Copy out each line of the data that holds the word "EXTREM".

START Working data

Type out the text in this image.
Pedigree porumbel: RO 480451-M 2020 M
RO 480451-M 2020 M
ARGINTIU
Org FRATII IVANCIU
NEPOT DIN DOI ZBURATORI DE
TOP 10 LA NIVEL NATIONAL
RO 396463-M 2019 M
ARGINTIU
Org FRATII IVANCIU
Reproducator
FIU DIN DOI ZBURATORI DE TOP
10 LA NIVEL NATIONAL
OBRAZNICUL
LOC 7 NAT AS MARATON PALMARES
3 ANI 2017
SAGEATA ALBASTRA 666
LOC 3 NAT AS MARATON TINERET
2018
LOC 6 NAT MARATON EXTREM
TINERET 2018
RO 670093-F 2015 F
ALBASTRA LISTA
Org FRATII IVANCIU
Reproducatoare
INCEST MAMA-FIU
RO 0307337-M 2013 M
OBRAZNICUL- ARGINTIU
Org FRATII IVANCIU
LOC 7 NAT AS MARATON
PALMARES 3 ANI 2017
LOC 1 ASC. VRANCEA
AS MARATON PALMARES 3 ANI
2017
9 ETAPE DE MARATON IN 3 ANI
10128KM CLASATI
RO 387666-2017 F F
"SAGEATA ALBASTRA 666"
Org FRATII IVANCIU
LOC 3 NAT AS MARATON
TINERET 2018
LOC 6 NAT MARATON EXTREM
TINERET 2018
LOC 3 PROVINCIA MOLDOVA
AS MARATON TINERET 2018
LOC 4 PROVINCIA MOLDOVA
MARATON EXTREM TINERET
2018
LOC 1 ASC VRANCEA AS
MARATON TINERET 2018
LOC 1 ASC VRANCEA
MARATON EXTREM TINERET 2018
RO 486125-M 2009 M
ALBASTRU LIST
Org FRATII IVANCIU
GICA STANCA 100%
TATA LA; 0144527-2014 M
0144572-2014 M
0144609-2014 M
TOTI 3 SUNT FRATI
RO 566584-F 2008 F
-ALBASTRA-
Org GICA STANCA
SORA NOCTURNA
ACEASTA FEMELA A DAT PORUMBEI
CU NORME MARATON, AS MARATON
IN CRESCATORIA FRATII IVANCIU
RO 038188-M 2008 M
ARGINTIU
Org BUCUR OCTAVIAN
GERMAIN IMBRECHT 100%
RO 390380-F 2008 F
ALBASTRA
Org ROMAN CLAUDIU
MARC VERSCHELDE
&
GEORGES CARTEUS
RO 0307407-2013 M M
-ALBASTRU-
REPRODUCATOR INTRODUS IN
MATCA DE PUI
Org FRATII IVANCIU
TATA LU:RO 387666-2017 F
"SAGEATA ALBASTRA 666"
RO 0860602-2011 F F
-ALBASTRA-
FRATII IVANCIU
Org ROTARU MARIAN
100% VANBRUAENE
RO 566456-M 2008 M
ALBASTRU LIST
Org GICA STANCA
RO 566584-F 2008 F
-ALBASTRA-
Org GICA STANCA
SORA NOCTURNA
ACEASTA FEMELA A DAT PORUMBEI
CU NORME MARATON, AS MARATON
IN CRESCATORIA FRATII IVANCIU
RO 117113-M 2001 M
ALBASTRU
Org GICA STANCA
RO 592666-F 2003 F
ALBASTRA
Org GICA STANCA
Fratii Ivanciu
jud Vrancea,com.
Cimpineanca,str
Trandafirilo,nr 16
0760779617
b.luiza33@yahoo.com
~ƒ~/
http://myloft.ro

END Working data
START Working data

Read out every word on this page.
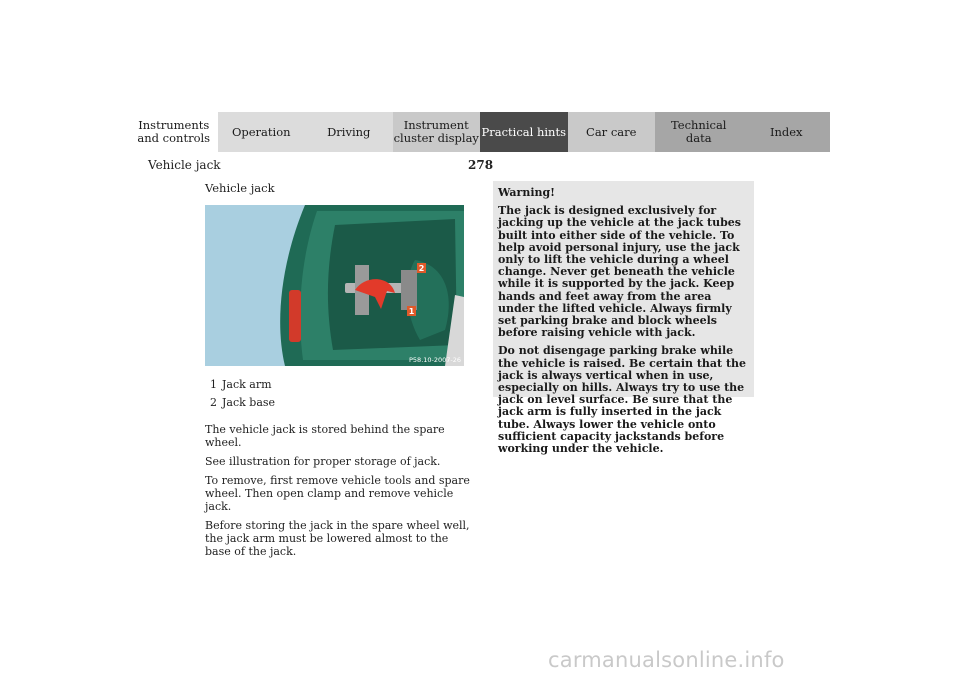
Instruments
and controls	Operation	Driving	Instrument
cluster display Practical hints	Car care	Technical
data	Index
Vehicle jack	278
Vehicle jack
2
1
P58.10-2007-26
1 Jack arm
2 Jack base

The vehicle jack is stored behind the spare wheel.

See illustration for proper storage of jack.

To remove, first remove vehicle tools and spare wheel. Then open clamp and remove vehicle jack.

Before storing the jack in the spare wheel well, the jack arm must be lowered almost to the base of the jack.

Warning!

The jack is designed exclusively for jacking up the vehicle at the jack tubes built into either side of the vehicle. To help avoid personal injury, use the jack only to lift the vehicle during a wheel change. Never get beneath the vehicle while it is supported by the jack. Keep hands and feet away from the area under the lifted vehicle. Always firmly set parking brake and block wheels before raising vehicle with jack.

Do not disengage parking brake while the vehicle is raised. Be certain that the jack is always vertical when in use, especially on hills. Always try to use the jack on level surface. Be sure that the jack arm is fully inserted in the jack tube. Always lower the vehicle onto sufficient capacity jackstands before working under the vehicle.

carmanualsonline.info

END Working data

Worked answer>
LOC 6 NAT MARATON EXTREM
LOC 6 NAT MARATON EXTREM
MARATON EXTREM TINERET
MARATON EXTREM TINERET 2018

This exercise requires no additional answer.